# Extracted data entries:
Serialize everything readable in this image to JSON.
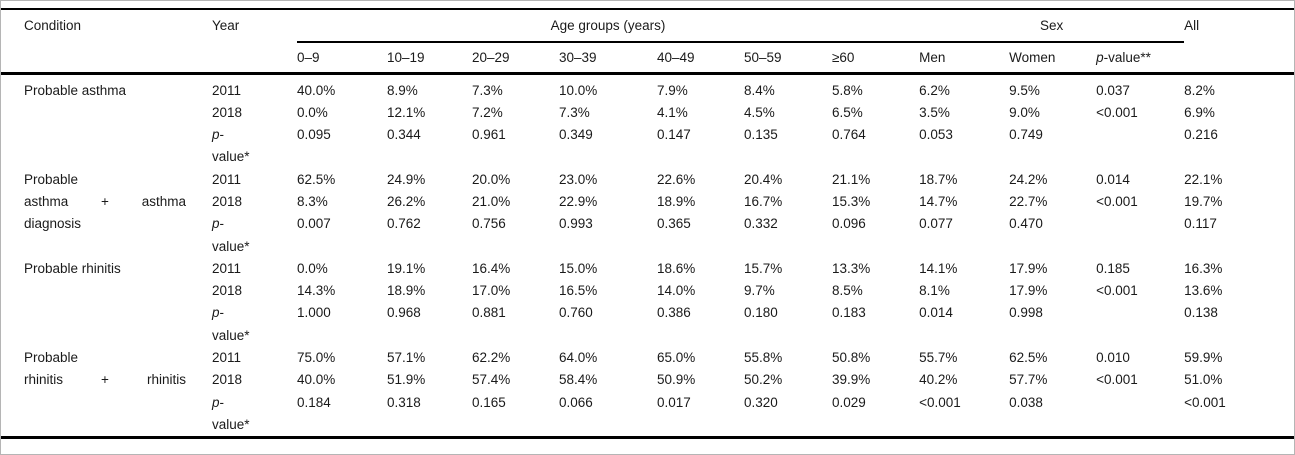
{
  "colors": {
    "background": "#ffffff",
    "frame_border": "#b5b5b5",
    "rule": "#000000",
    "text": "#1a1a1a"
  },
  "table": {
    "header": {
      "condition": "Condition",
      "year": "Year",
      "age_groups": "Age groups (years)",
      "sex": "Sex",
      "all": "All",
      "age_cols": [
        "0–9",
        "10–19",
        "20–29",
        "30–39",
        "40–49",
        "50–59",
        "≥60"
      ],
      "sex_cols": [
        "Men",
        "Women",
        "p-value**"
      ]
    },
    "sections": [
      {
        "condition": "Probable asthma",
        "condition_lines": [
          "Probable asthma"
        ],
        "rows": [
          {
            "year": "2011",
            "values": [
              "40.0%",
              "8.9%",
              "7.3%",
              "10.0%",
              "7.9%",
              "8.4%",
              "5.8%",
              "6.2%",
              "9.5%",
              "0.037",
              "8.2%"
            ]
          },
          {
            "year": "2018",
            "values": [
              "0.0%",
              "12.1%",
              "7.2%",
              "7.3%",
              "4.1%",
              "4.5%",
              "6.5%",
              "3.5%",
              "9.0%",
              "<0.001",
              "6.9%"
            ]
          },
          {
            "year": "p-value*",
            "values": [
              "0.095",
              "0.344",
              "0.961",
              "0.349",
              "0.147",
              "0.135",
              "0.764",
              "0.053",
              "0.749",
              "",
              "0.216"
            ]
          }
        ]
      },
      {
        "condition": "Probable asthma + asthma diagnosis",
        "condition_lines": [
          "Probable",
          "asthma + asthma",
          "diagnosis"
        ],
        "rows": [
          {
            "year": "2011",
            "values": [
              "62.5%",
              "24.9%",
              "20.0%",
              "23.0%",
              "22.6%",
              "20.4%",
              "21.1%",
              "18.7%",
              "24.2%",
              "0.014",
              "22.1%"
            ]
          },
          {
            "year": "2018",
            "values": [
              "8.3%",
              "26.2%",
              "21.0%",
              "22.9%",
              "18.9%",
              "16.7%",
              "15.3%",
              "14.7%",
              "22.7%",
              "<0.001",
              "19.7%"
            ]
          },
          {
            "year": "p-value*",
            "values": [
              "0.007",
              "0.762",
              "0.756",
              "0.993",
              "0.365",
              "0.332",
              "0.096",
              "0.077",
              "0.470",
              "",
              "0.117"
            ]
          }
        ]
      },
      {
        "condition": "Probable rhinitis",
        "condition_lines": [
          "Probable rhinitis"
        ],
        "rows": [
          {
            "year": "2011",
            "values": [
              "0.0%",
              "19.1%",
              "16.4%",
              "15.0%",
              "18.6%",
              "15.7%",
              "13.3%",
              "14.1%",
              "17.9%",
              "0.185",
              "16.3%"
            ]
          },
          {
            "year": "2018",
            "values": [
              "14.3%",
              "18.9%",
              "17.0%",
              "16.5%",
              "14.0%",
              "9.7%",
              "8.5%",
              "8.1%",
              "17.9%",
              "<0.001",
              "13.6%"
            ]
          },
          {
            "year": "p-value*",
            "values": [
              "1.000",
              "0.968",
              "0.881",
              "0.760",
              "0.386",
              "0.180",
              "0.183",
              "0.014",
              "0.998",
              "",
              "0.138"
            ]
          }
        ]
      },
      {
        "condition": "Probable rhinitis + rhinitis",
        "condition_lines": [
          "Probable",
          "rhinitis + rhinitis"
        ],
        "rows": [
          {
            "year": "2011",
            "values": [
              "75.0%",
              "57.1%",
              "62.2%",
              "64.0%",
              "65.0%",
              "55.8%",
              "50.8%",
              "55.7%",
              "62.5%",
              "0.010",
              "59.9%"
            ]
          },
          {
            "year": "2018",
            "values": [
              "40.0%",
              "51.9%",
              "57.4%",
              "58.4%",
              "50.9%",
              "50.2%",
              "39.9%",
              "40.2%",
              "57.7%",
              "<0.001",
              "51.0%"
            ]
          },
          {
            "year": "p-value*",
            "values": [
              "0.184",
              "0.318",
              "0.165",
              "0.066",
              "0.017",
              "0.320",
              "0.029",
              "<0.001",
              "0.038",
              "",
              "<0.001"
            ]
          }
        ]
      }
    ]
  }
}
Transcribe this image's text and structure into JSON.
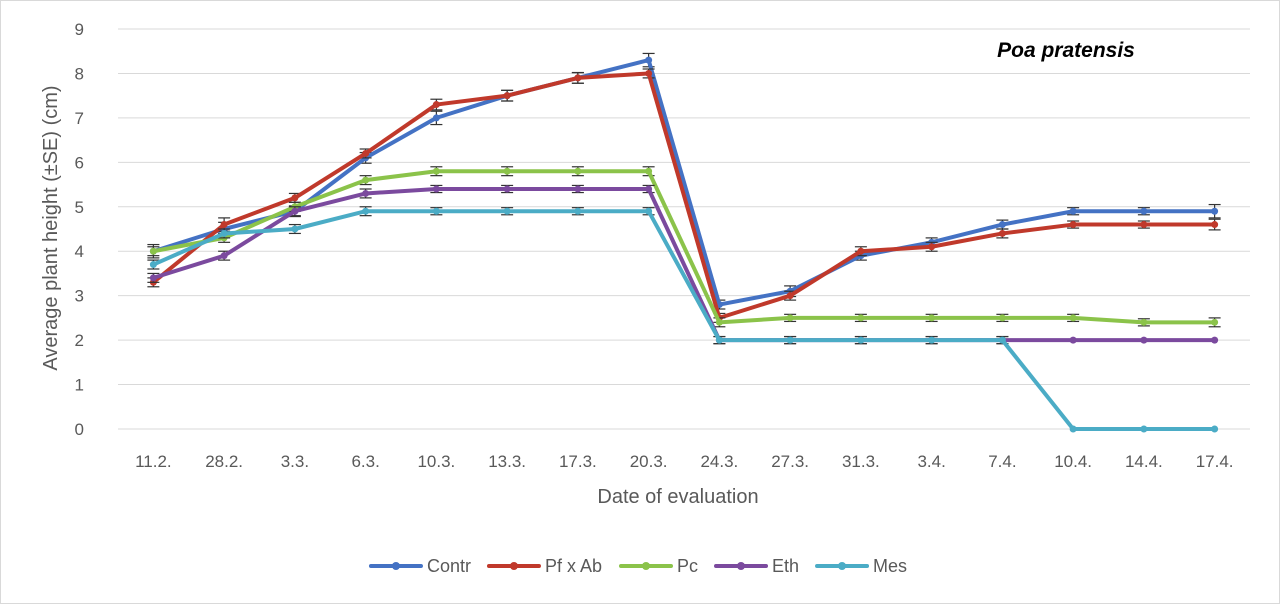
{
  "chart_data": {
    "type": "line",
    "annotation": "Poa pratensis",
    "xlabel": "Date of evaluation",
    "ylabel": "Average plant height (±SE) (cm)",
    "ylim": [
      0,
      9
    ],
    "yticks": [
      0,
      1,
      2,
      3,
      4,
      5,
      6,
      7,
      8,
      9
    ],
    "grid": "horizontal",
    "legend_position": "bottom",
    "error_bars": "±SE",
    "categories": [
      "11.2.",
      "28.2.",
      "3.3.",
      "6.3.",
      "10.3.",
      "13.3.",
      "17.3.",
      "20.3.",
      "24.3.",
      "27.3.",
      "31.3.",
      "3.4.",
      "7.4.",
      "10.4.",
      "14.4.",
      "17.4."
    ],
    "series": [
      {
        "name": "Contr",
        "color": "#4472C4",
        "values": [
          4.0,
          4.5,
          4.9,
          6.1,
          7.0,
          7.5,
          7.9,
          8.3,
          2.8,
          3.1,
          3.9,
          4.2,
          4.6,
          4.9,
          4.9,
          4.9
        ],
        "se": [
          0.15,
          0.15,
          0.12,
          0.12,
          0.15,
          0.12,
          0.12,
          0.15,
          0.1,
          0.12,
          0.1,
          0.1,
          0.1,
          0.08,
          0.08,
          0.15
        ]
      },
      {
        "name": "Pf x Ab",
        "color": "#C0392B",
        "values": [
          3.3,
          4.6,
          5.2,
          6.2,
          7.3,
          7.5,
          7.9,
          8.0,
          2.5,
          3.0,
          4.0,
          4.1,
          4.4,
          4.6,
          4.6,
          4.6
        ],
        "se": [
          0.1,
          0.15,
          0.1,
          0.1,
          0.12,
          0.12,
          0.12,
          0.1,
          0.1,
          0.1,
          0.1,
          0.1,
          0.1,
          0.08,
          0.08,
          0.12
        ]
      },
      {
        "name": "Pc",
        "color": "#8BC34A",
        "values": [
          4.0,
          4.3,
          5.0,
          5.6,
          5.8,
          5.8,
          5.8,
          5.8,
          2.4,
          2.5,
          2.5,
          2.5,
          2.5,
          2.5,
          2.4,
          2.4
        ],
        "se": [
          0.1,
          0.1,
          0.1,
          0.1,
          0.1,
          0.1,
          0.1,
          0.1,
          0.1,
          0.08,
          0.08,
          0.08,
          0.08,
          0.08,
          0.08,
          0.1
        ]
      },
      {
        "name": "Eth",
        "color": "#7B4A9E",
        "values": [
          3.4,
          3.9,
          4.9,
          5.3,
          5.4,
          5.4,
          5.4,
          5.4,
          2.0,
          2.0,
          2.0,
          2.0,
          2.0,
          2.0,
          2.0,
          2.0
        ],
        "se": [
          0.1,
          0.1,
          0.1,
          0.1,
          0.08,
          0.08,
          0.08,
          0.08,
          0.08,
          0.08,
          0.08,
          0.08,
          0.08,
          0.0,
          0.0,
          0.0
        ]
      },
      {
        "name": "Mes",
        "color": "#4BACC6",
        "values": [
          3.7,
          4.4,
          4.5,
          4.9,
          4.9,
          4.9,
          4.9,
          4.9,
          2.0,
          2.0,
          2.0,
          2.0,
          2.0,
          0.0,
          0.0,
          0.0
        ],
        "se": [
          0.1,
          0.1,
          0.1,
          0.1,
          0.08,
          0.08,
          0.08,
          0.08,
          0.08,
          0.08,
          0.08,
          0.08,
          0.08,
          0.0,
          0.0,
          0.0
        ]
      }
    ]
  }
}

# What you need to do:
Quote all of the entries word for word, omitting any pictures.

# Output:
Serialize everything readable in this image to JSON.
{
  "colors": {
    "background": "#ffffff",
    "frame_border": "#b5b5b5",
    "rule": "#000000",
    "text": "#1a1a1a"
  },
  "table": {
    "header": {
      "condition": "Condition",
      "year": "Year",
      "age_groups": "Age groups (years)",
      "sex": "Sex",
      "all": "All",
      "age_cols": [
        "0–9",
        "10–19",
        "20–29",
        "30–39",
        "40–49",
        "50–59",
        "≥60"
      ],
      "sex_cols": [
        "Men",
        "Women",
        "p-value**"
      ]
    },
    "sections": [
      {
        "condition": "Probable asthma",
        "condition_lines": [
          "Probable asthma"
        ],
        "rows": [
          {
            "year": "2011",
            "values": [
              "40.0%",
              "8.9%",
              "7.3%",
              "10.0%",
              "7.9%",
              "8.4%",
              "5.8%",
              "6.2%",
              "9.5%",
              "0.037",
              "8.2%"
            ]
          },
          {
            "year": "2018",
            "values": [
              "0.0%",
              "12.1%",
              "7.2%",
              "7.3%",
              "4.1%",
              "4.5%",
              "6.5%",
              "3.5%",
              "9.0%",
              "<0.001",
              "6.9%"
            ]
          },
          {
            "year": "p-value*",
            "values": [
              "0.095",
              "0.344",
              "0.961",
              "0.349",
              "0.147",
              "0.135",
              "0.764",
              "0.053",
              "0.749",
              "",
              "0.216"
            ]
          }
        ]
      },
      {
        "condition": "Probable asthma + asthma diagnosis",
        "condition_lines": [
          "Probable",
          "asthma + asthma",
          "diagnosis"
        ],
        "rows": [
          {
            "year": "2011",
            "values": [
              "62.5%",
              "24.9%",
              "20.0%",
              "23.0%",
              "22.6%",
              "20.4%",
              "21.1%",
              "18.7%",
              "24.2%",
              "0.014",
              "22.1%"
            ]
          },
          {
            "year": "2018",
            "values": [
              "8.3%",
              "26.2%",
              "21.0%",
              "22.9%",
              "18.9%",
              "16.7%",
              "15.3%",
              "14.7%",
              "22.7%",
              "<0.001",
              "19.7%"
            ]
          },
          {
            "year": "p-value*",
            "values": [
              "0.007",
              "0.762",
              "0.756",
              "0.993",
              "0.365",
              "0.332",
              "0.096",
              "0.077",
              "0.470",
              "",
              "0.117"
            ]
          }
        ]
      },
      {
        "condition": "Probable rhinitis",
        "condition_lines": [
          "Probable rhinitis"
        ],
        "rows": [
          {
            "year": "2011",
            "values": [
              "0.0%",
              "19.1%",
              "16.4%",
              "15.0%",
              "18.6%",
              "15.7%",
              "13.3%",
              "14.1%",
              "17.9%",
              "0.185",
              "16.3%"
            ]
          },
          {
            "year": "2018",
            "values": [
              "14.3%",
              "18.9%",
              "17.0%",
              "16.5%",
              "14.0%",
              "9.7%",
              "8.5%",
              "8.1%",
              "17.9%",
              "<0.001",
              "13.6%"
            ]
          },
          {
            "year": "p-value*",
            "values": [
              "1.000",
              "0.968",
              "0.881",
              "0.760",
              "0.386",
              "0.180",
              "0.183",
              "0.014",
              "0.998",
              "",
              "0.138"
            ]
          }
        ]
      },
      {
        "condition": "Probable rhinitis + rhinitis",
        "condition_lines": [
          "Probable",
          "rhinitis + rhinitis"
        ],
        "rows": [
          {
            "year": "2011",
            "values": [
              "75.0%",
              "57.1%",
              "62.2%",
              "64.0%",
              "65.0%",
              "55.8%",
              "50.8%",
              "55.7%",
              "62.5%",
              "0.010",
              "59.9%"
            ]
          },
          {
            "year": "2018",
            "values": [
              "40.0%",
              "51.9%",
              "57.4%",
              "58.4%",
              "50.9%",
              "50.2%",
              "39.9%",
              "40.2%",
              "57.7%",
              "<0.001",
              "51.0%"
            ]
          },
          {
            "year": "p-value*",
            "values": [
              "0.184",
              "0.318",
              "0.165",
              "0.066",
              "0.017",
              "0.320",
              "0.029",
              "<0.001",
              "0.038",
              "",
              "<0.001"
            ]
          }
        ]
      }
    ]
  }
}
Transcribe this image's text and structure into JSON.
{
  "chart_data": {
    "type": "line",
    "annotation": "Poa pratensis",
    "xlabel": "Date of evaluation",
    "ylabel": "Average plant height (±SE) (cm)",
    "ylim": [
      0,
      9
    ],
    "yticks": [
      0,
      1,
      2,
      3,
      4,
      5,
      6,
      7,
      8,
      9
    ],
    "grid": "horizontal",
    "legend_position": "bottom",
    "error_bars": "±SE",
    "categories": [
      "11.2.",
      "28.2.",
      "3.3.",
      "6.3.",
      "10.3.",
      "13.3.",
      "17.3.",
      "20.3.",
      "24.3.",
      "27.3.",
      "31.3.",
      "3.4.",
      "7.4.",
      "10.4.",
      "14.4.",
      "17.4."
    ],
    "series": [
      {
        "name": "Contr",
        "color": "#4472C4",
        "values": [
          4.0,
          4.5,
          4.9,
          6.1,
          7.0,
          7.5,
          7.9,
          8.3,
          2.8,
          3.1,
          3.9,
          4.2,
          4.6,
          4.9,
          4.9,
          4.9
        ],
        "se": [
          0.15,
          0.15,
          0.12,
          0.12,
          0.15,
          0.12,
          0.12,
          0.15,
          0.1,
          0.12,
          0.1,
          0.1,
          0.1,
          0.08,
          0.08,
          0.15
        ]
      },
      {
        "name": "Pf x Ab",
        "color": "#C0392B",
        "values": [
          3.3,
          4.6,
          5.2,
          6.2,
          7.3,
          7.5,
          7.9,
          8.0,
          2.5,
          3.0,
          4.0,
          4.1,
          4.4,
          4.6,
          4.6,
          4.6
        ],
        "se": [
          0.1,
          0.15,
          0.1,
          0.1,
          0.12,
          0.12,
          0.12,
          0.1,
          0.1,
          0.1,
          0.1,
          0.1,
          0.1,
          0.08,
          0.08,
          0.12
        ]
      },
      {
        "name": "Pc",
        "color": "#8BC34A",
        "values": [
          4.0,
          4.3,
          5.0,
          5.6,
          5.8,
          5.8,
          5.8,
          5.8,
          2.4,
          2.5,
          2.5,
          2.5,
          2.5,
          2.5,
          2.4,
          2.4
        ],
        "se": [
          0.1,
          0.1,
          0.1,
          0.1,
          0.1,
          0.1,
          0.1,
          0.1,
          0.1,
          0.08,
          0.08,
          0.08,
          0.08,
          0.08,
          0.08,
          0.1
        ]
      },
      {
        "name": "Eth",
        "color": "#7B4A9E",
        "values": [
          3.4,
          3.9,
          4.9,
          5.3,
          5.4,
          5.4,
          5.4,
          5.4,
          2.0,
          2.0,
          2.0,
          2.0,
          2.0,
          2.0,
          2.0,
          2.0
        ],
        "se": [
          0.1,
          0.1,
          0.1,
          0.1,
          0.08,
          0.08,
          0.08,
          0.08,
          0.08,
          0.08,
          0.08,
          0.08,
          0.08,
          0.0,
          0.0,
          0.0
        ]
      },
      {
        "name": "Mes",
        "color": "#4BACC6",
        "values": [
          3.7,
          4.4,
          4.5,
          4.9,
          4.9,
          4.9,
          4.9,
          4.9,
          2.0,
          2.0,
          2.0,
          2.0,
          2.0,
          0.0,
          0.0,
          0.0
        ],
        "se": [
          0.1,
          0.1,
          0.1,
          0.1,
          0.08,
          0.08,
          0.08,
          0.08,
          0.08,
          0.08,
          0.08,
          0.08,
          0.08,
          0.0,
          0.0,
          0.0
        ]
      }
    ]
  }
}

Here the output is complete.